§ STATED GOAL
Your task is to quote the material that follows, in full and exactly.

§ DATASET

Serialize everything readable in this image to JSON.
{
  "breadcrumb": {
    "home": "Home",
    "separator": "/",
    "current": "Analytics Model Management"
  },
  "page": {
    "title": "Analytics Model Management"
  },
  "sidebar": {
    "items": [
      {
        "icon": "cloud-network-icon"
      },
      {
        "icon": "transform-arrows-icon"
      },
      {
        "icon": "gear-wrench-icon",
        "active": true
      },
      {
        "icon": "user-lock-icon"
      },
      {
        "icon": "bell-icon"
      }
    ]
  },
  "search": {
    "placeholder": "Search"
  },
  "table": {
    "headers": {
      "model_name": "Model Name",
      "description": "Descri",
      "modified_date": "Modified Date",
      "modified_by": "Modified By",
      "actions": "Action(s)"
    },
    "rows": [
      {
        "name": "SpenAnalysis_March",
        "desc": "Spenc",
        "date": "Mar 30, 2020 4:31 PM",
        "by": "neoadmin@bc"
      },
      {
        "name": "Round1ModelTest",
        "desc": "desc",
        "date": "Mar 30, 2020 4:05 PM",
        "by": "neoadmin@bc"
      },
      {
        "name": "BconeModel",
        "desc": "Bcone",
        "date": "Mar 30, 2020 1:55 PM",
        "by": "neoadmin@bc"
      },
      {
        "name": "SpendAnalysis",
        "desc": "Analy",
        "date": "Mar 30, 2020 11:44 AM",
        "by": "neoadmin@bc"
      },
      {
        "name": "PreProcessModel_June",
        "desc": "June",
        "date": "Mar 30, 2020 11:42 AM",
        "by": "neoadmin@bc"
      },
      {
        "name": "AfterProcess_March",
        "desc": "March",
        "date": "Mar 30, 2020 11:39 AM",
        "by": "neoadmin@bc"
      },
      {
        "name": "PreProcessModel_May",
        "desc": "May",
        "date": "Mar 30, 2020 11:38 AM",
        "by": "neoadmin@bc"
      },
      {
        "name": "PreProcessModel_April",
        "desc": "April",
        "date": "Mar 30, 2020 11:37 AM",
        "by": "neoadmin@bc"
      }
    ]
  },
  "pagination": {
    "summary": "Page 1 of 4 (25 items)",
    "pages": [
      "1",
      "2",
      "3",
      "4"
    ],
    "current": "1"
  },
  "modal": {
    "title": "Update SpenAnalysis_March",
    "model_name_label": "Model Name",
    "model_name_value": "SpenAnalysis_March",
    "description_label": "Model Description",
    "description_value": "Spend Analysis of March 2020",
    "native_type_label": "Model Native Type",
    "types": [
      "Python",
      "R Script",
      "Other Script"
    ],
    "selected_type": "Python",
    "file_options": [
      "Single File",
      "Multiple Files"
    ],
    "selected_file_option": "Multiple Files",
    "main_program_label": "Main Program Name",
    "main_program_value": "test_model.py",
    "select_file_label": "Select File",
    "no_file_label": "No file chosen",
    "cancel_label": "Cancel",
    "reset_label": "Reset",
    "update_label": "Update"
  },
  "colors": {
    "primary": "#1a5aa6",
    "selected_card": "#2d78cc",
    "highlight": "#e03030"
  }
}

§ FINAL ANSWER
Serialize everything readable in this image to JSON.
{
  "breadcrumb": {
    "home": "Home",
    "separator": "/",
    "current": "Analytics Model Management"
  },
  "page": {
    "title": "Analytics Model Management"
  },
  "sidebar": {
    "items": [
      {
        "icon": "cloud-network-icon"
      },
      {
        "icon": "transform-arrows-icon"
      },
      {
        "icon": "gear-wrench-icon",
        "active": true
      },
      {
        "icon": "user-lock-icon"
      },
      {
        "icon": "bell-icon"
      }
    ]
  },
  "search": {
    "placeholder": "Search"
  },
  "table": {
    "headers": {
      "model_name": "Model Name",
      "description": "Descri",
      "modified_date": "Modified Date",
      "modified_by": "Modified By",
      "actions": "Action(s)"
    },
    "rows": [
      {
        "name": "SpenAnalysis_March",
        "desc": "Spenc",
        "date": "Mar 30, 2020 4:31 PM",
        "by": "neoadmin@bc"
      },
      {
        "name": "Round1ModelTest",
        "desc": "desc",
        "date": "Mar 30, 2020 4:05 PM",
        "by": "neoadmin@bc"
      },
      {
        "name": "BconeModel",
        "desc": "Bcone",
        "date": "Mar 30, 2020 1:55 PM",
        "by": "neoadmin@bc"
      },
      {
        "name": "SpendAnalysis",
        "desc": "Analy",
        "date": "Mar 30, 2020 11:44 AM",
        "by": "neoadmin@bc"
      },
      {
        "name": "PreProcessModel_June",
        "desc": "June",
        "date": "Mar 30, 2020 11:42 AM",
        "by": "neoadmin@bc"
      },
      {
        "name": "AfterProcess_March",
        "desc": "March",
        "date": "Mar 30, 2020 11:39 AM",
        "by": "neoadmin@bc"
      },
      {
        "name": "PreProcessModel_May",
        "desc": "May",
        "date": "Mar 30, 2020 11:38 AM",
        "by": "neoadmin@bc"
      },
      {
        "name": "PreProcessModel_April",
        "desc": "April",
        "date": "Mar 30, 2020 11:37 AM",
        "by": "neoadmin@bc"
      }
    ]
  },
  "pagination": {
    "summary": "Page 1 of 4 (25 items)",
    "pages": [
      "1",
      "2",
      "3",
      "4"
    ],
    "current": "1"
  },
  "modal": {
    "title": "Update SpenAnalysis_March",
    "model_name_label": "Model Name",
    "model_name_value": "SpenAnalysis_March",
    "description_label": "Model Description",
    "description_value": "Spend Analysis of March 2020",
    "native_type_label": "Model Native Type",
    "types": [
      "Python",
      "R Script",
      "Other Script"
    ],
    "selected_type": "Python",
    "file_options": [
      "Single File",
      "Multiple Files"
    ],
    "selected_file_option": "Multiple Files",
    "main_program_label": "Main Program Name",
    "main_program_value": "test_model.py",
    "select_file_label": "Select File",
    "no_file_label": "No file chosen",
    "cancel_label": "Cancel",
    "reset_label": "Reset",
    "update_label": "Update"
  },
  "colors": {
    "primary": "#1a5aa6",
    "selected_card": "#2d78cc",
    "highlight": "#e03030"
  }
}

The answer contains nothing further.